Only the number is wanted: how many lines in the data contain "선생님의"?
====
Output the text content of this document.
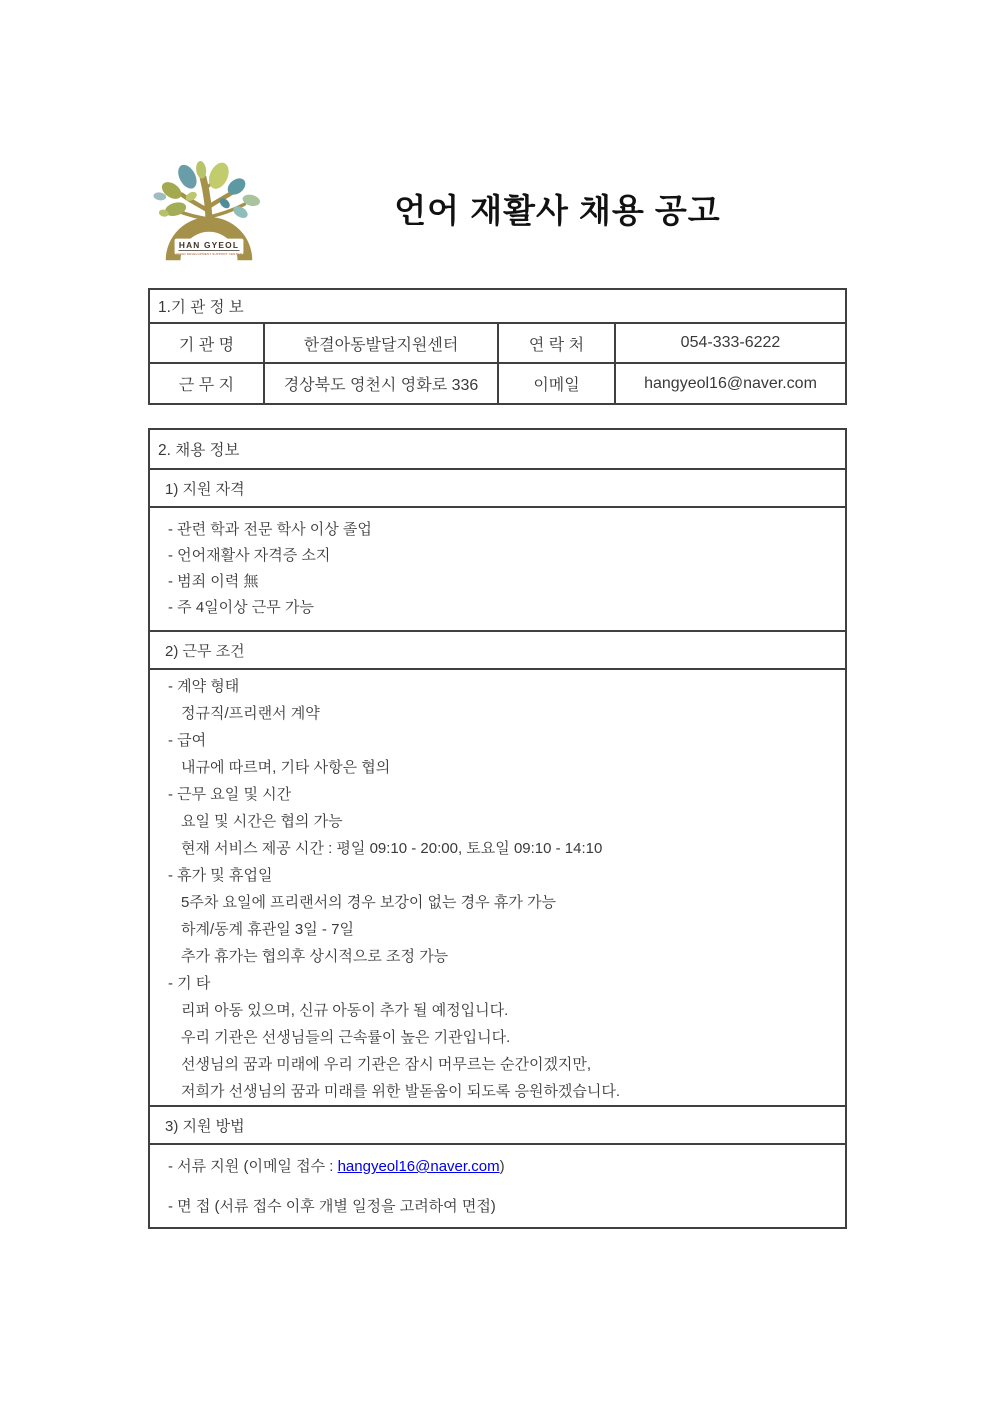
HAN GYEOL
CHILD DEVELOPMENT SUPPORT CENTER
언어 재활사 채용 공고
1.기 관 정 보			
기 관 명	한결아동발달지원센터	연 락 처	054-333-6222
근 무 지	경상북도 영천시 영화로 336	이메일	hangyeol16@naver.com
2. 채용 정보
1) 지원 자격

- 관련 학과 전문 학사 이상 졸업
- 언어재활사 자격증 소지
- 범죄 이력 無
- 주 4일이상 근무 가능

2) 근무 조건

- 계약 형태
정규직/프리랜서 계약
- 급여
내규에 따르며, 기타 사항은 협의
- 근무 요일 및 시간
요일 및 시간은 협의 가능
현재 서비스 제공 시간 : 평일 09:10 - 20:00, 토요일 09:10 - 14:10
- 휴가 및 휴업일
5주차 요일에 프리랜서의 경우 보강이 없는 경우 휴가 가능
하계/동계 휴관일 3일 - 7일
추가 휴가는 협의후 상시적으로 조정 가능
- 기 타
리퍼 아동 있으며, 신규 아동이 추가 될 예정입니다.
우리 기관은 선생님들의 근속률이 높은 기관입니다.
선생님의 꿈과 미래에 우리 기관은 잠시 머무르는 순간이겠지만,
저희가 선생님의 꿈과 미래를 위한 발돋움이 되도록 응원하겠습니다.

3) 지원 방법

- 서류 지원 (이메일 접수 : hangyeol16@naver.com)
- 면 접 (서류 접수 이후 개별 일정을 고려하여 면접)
====
* [Result for this exercise]:
2